::: Data provided

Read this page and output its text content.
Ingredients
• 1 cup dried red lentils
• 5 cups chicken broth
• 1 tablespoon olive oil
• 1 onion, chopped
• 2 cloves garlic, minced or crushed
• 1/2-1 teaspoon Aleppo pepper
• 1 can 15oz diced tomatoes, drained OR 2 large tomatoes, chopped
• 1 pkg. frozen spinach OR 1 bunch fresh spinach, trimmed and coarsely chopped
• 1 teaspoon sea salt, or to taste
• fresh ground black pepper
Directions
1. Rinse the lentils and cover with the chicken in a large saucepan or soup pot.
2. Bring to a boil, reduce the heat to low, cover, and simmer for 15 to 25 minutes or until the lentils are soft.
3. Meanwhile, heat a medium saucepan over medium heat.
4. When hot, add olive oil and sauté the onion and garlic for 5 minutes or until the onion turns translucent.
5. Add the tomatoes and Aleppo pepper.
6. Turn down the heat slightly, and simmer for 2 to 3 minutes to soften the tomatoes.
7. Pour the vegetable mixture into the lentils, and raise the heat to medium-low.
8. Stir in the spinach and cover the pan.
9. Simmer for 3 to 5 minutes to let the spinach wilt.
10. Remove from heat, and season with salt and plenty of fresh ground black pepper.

::::::

What you need to do |
Find the word "chopped" and list each line it appears in.

Task solution |
• 1 onion, chopped
• 1 can 15oz diced tomatoes, drained OR 2 large tomatoes, chopped
• 1 pkg. frozen spinach OR 1 bunch fresh spinach, trimmed and coarsely chopped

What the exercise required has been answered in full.